[BEGIN]

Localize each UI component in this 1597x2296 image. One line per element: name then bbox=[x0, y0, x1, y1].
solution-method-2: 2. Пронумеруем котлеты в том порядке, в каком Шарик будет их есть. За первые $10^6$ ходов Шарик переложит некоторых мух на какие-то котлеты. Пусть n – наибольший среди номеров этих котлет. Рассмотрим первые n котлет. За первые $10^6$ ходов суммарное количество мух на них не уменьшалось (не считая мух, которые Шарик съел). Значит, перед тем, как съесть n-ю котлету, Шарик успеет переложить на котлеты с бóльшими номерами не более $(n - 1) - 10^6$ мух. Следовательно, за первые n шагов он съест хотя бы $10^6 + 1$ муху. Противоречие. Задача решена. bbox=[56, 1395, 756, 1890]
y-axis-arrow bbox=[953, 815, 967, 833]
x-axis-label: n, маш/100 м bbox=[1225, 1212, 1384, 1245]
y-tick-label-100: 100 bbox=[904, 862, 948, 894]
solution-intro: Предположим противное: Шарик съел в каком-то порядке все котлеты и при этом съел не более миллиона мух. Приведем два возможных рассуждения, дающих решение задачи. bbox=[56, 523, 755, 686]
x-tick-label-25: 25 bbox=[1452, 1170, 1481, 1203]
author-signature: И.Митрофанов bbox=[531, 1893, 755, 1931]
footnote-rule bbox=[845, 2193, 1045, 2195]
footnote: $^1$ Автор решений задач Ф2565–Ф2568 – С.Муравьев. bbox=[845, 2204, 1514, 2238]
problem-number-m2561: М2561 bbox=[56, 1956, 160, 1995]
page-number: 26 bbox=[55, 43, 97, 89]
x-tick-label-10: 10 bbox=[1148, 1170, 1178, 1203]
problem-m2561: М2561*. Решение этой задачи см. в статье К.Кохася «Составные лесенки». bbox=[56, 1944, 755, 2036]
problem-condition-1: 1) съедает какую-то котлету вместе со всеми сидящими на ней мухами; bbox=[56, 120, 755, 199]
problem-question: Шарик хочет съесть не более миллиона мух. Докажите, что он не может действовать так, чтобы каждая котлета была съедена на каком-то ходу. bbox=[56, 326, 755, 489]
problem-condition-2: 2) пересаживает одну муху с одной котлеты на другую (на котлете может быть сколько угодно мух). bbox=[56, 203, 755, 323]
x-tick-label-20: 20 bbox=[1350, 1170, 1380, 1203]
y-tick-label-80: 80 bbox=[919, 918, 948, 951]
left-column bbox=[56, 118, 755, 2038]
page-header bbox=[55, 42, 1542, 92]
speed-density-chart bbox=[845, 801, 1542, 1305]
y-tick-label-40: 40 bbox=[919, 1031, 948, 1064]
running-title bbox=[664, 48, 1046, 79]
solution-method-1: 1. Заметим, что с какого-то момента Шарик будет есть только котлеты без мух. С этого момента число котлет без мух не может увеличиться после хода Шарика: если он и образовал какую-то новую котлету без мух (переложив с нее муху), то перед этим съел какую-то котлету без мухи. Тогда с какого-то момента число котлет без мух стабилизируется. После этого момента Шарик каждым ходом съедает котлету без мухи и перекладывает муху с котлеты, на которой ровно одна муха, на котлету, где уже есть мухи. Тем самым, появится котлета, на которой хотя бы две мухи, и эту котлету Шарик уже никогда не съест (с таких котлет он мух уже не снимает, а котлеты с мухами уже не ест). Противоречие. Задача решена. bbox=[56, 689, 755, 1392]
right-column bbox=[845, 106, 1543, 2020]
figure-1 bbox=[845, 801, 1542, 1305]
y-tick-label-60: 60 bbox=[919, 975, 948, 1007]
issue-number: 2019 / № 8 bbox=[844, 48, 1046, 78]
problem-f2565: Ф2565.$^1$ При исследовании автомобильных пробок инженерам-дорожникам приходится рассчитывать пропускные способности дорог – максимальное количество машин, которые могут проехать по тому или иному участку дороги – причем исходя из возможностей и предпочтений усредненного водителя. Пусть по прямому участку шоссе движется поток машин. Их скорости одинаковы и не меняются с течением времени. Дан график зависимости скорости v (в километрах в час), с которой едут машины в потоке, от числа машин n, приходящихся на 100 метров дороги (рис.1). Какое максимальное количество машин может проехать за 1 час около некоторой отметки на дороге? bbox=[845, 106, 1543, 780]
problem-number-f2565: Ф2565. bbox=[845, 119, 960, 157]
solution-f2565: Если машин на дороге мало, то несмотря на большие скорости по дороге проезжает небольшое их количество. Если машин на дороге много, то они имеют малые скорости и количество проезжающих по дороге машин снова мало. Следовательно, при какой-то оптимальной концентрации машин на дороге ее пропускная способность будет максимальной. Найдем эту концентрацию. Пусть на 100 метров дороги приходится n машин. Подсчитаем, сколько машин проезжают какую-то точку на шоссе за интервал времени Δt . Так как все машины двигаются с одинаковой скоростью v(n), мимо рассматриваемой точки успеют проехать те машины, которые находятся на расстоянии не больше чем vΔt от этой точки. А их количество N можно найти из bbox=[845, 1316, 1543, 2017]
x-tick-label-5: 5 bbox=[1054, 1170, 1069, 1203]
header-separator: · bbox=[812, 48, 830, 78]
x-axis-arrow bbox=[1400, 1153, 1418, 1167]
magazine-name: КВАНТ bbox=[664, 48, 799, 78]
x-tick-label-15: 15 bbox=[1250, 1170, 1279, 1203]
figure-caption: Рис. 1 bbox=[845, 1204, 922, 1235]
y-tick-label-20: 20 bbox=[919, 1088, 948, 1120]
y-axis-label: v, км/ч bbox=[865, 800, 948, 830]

[END]

## [INSTRUCTIONS FOR THE TASK]
Can you output every one of the lines above again, character for character and in the same order?

## [ANSWER IN FULL]
Localize each UI component in this 1597x2296 image. One line per element: name then bbox=[x0, y0, x1, y1].
solution-method-2: 2. Пронумеруем котлеты в том порядке, в каком Шарик будет их есть. За первые $10^6$ ходов Шарик переложит некоторых мух на какие-то котлеты. Пусть n – наибольший среди номеров этих котлет. Рассмотрим первые n котлет. За первые $10^6$ ходов суммарное количество мух на них не уменьшалось (не считая мух, которые Шарик съел). Значит, перед тем, как съесть n-ю котлету, Шарик успеет переложить на котлеты с бóльшими номерами не более $(n - 1) - 10^6$ мух. Следовательно, за первые n шагов он съест хотя бы $10^6 + 1$ муху. Противоречие. Задача решена. bbox=[56, 1395, 756, 1890]
y-axis-arrow bbox=[953, 815, 967, 833]
x-axis-label: n, маш/100 м bbox=[1225, 1212, 1384, 1245]
y-tick-label-100: 100 bbox=[904, 862, 948, 894]
solution-intro: Предположим противное: Шарик съел в каком-то порядке все котлеты и при этом съел не более миллиона мух. Приведем два возможных рассуждения, дающих решение задачи. bbox=[56, 523, 755, 686]
x-tick-label-25: 25 bbox=[1452, 1170, 1481, 1203]
author-signature: И.Митрофанов bbox=[531, 1893, 755, 1931]
footnote-rule bbox=[845, 2193, 1045, 2195]
footnote: $^1$ Автор решений задач Ф2565–Ф2568 – С.Муравьев. bbox=[845, 2204, 1514, 2238]
problem-number-m2561: М2561 bbox=[56, 1956, 160, 1995]
page-number: 26 bbox=[55, 43, 97, 89]
x-tick-label-10: 10 bbox=[1148, 1170, 1178, 1203]
problem-m2561: М2561*. Решение этой задачи см. в статье К.Кохася «Составные лесенки». bbox=[56, 1944, 755, 2036]
problem-condition-1: 1) съедает какую-то котлету вместе со всеми сидящими на ней мухами; bbox=[56, 120, 755, 199]
problem-question: Шарик хочет съесть не более миллиона мух. Докажите, что он не может действовать так, чтобы каждая котлета была съедена на каком-то ходу. bbox=[56, 326, 755, 489]
problem-condition-2: 2) пересаживает одну муху с одной котлеты на другую (на котлете может быть сколько угодно мух). bbox=[56, 203, 755, 323]
x-tick-label-20: 20 bbox=[1350, 1170, 1380, 1203]
y-tick-label-80: 80 bbox=[919, 918, 948, 951]
left-column bbox=[56, 118, 755, 2038]
page-header bbox=[55, 42, 1542, 92]
speed-density-chart bbox=[845, 801, 1542, 1305]
y-tick-label-40: 40 bbox=[919, 1031, 948, 1064]
running-title bbox=[664, 48, 1046, 79]
solution-method-1: 1. Заметим, что с какого-то момента Шарик будет есть только котлеты без мух. С этого момента число котлет без мух не может увеличиться после хода Шарика: если он и образовал какую-то новую котлету без мух (переложив с нее муху), то перед этим съел какую-то котлету без мухи. Тогда с какого-то момента число котлет без мух стабилизируется. После этого момента Шарик каждым ходом съедает котлету без мухи и перекладывает муху с котлеты, на которой ровно одна муха, на котлету, где уже есть мухи. Тем самым, появится котлета, на которой хотя бы две мухи, и эту котлету Шарик уже никогда не съест (с таких котлет он мух уже не снимает, а котлеты с мухами уже не ест). Противоречие. Задача решена. bbox=[56, 689, 755, 1392]
right-column bbox=[845, 106, 1543, 2020]
figure-1 bbox=[845, 801, 1542, 1305]
y-tick-label-60: 60 bbox=[919, 975, 948, 1007]
issue-number: 2019 / № 8 bbox=[844, 48, 1046, 78]
problem-f2565: Ф2565.$^1$ При исследовании автомобильных пробок инженерам-дорожникам приходится рассчитывать пропускные способности дорог – максимальное количество машин, которые могут проехать по тому или иному участку дороги – причем исходя из возможностей и предпочтений усредненного водителя. Пусть по прямому участку шоссе движется поток машин. Их скорости одинаковы и не меняются с течением времени. Дан график зависимости скорости v (в километрах в час), с которой едут машины в потоке, от числа машин n, приходящихся на 100 метров дороги (рис.1). Какое максимальное количество машин может проехать за 1 час около некоторой отметки на дороге? bbox=[845, 106, 1543, 780]
problem-number-f2565: Ф2565. bbox=[845, 119, 960, 157]
solution-f2565: Если машин на дороге мало, то несмотря на большие скорости по дороге проезжает небольшое их количество. Если машин на дороге много, то они имеют малые скорости и количество проезжающих по дороге машин снова мало. Следовательно, при какой-то оптимальной концентрации машин на дороге ее пропускная способность будет максимальной. Найдем эту концентрацию. Пусть на 100 метров дороги приходится n машин. Подсчитаем, сколько машин проезжают какую-то точку на шоссе за интервал времени Δt . Так как все машины двигаются с одинаковой скоростью v(n), мимо рассматриваемой точки успеют проехать те машины, которые находятся на расстоянии не больше чем vΔt от этой точки. А их количество N можно найти из bbox=[845, 1316, 1543, 2017]
x-tick-label-5: 5 bbox=[1054, 1170, 1069, 1203]
header-separator: · bbox=[812, 48, 830, 78]
x-axis-arrow bbox=[1400, 1153, 1418, 1167]
magazine-name: КВАНТ bbox=[664, 48, 799, 78]
x-tick-label-15: 15 bbox=[1250, 1170, 1279, 1203]
figure-caption: Рис. 1 bbox=[845, 1204, 922, 1235]
y-tick-label-20: 20 bbox=[919, 1088, 948, 1120]
y-axis-label: v, км/ч bbox=[865, 800, 948, 830]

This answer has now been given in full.